Start
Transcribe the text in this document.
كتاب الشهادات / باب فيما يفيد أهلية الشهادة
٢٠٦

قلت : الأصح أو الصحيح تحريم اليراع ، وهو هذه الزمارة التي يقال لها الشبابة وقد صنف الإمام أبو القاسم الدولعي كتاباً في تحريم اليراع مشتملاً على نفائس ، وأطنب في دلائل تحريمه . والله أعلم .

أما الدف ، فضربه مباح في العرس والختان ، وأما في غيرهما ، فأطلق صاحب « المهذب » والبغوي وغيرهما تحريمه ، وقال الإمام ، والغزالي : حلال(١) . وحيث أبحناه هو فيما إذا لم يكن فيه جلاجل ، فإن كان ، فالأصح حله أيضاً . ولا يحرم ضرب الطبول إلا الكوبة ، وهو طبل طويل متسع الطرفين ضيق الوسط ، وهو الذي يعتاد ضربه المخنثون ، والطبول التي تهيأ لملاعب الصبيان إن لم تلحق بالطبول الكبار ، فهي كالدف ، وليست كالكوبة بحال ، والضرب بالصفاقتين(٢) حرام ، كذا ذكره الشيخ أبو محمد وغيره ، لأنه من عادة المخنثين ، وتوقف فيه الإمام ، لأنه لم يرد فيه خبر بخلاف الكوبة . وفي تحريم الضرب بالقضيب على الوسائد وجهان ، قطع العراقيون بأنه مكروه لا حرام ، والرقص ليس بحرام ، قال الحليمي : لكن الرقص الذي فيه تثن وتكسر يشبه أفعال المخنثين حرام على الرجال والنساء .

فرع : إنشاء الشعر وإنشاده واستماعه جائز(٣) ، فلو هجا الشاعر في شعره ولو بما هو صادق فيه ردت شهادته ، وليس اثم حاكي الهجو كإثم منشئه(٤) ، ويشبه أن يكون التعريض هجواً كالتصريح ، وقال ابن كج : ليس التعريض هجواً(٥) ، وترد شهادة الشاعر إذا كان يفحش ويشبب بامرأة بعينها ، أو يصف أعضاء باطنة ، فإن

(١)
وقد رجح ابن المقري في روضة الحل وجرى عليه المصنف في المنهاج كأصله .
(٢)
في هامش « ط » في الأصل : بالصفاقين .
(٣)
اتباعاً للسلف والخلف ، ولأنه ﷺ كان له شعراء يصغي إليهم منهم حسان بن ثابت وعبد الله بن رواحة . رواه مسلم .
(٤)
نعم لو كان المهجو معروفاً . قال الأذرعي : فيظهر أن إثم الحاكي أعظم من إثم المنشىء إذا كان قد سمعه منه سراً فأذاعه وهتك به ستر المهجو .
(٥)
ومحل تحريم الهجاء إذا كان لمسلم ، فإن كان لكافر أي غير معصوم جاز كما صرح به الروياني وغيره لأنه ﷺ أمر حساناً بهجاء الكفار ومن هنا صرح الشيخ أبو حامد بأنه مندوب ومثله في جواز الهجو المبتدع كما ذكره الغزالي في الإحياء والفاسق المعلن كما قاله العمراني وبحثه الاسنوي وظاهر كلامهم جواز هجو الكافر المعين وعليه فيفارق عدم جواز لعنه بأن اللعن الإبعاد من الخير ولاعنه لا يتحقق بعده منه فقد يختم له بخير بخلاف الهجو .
End
- What the task requires -
Copy out each record from above, exactly.

- The completed task -
Transcribe the text in this document.
كتاب الشهادات / باب فيما يفيد أهلية الشهادة
٢٠٦

قلت : الأصح أو الصحيح تحريم اليراع ، وهو هذه الزمارة التي يقال لها الشبابة وقد صنف الإمام أبو القاسم الدولعي كتاباً في تحريم اليراع مشتملاً على نفائس ، وأطنب في دلائل تحريمه . والله أعلم .

أما الدف ، فضربه مباح في العرس والختان ، وأما في غيرهما ، فأطلق صاحب « المهذب » والبغوي وغيرهما تحريمه ، وقال الإمام ، والغزالي : حلال(١) . وحيث أبحناه هو فيما إذا لم يكن فيه جلاجل ، فإن كان ، فالأصح حله أيضاً . ولا يحرم ضرب الطبول إلا الكوبة ، وهو طبل طويل متسع الطرفين ضيق الوسط ، وهو الذي يعتاد ضربه المخنثون ، والطبول التي تهيأ لملاعب الصبيان إن لم تلحق بالطبول الكبار ، فهي كالدف ، وليست كالكوبة بحال ، والضرب بالصفاقتين(٢) حرام ، كذا ذكره الشيخ أبو محمد وغيره ، لأنه من عادة المخنثين ، وتوقف فيه الإمام ، لأنه لم يرد فيه خبر بخلاف الكوبة . وفي تحريم الضرب بالقضيب على الوسائد وجهان ، قطع العراقيون بأنه مكروه لا حرام ، والرقص ليس بحرام ، قال الحليمي : لكن الرقص الذي فيه تثن وتكسر يشبه أفعال المخنثين حرام على الرجال والنساء .

فرع : إنشاء الشعر وإنشاده واستماعه جائز(٣) ، فلو هجا الشاعر في شعره ولو بما هو صادق فيه ردت شهادته ، وليس اثم حاكي الهجو كإثم منشئه(٤) ، ويشبه أن يكون التعريض هجواً كالتصريح ، وقال ابن كج : ليس التعريض هجواً(٥) ، وترد شهادة الشاعر إذا كان يفحش ويشبب بامرأة بعينها ، أو يصف أعضاء باطنة ، فإن

(١)
وقد رجح ابن المقري في روضة الحل وجرى عليه المصنف في المنهاج كأصله .
(٢)
في هامش « ط » في الأصل : بالصفاقين .
(٣)
اتباعاً للسلف والخلف ، ولأنه ﷺ كان له شعراء يصغي إليهم منهم حسان بن ثابت وعبد الله بن رواحة . رواه مسلم .
(٤)
نعم لو كان المهجو معروفاً . قال الأذرعي : فيظهر أن إثم الحاكي أعظم من إثم المنشىء إذا كان قد سمعه منه سراً فأذاعه وهتك به ستر المهجو .
(٥)
ومحل تحريم الهجاء إذا كان لمسلم ، فإن كان لكافر أي غير معصوم جاز كما صرح به الروياني وغيره لأنه ﷺ أمر حساناً بهجاء الكفار ومن هنا صرح الشيخ أبو حامد بأنه مندوب ومثله في جواز الهجو المبتدع كما ذكره الغزالي في الإحياء والفاسق المعلن كما قاله العمراني وبحثه الاسنوي وظاهر كلامهم جواز هجو الكافر المعين وعليه فيفارق عدم جواز لعنه بأن اللعن الإبعاد من الخير ولاعنه لا يتحقق بعده منه فقد يختم له بخير بخلاف الهجو .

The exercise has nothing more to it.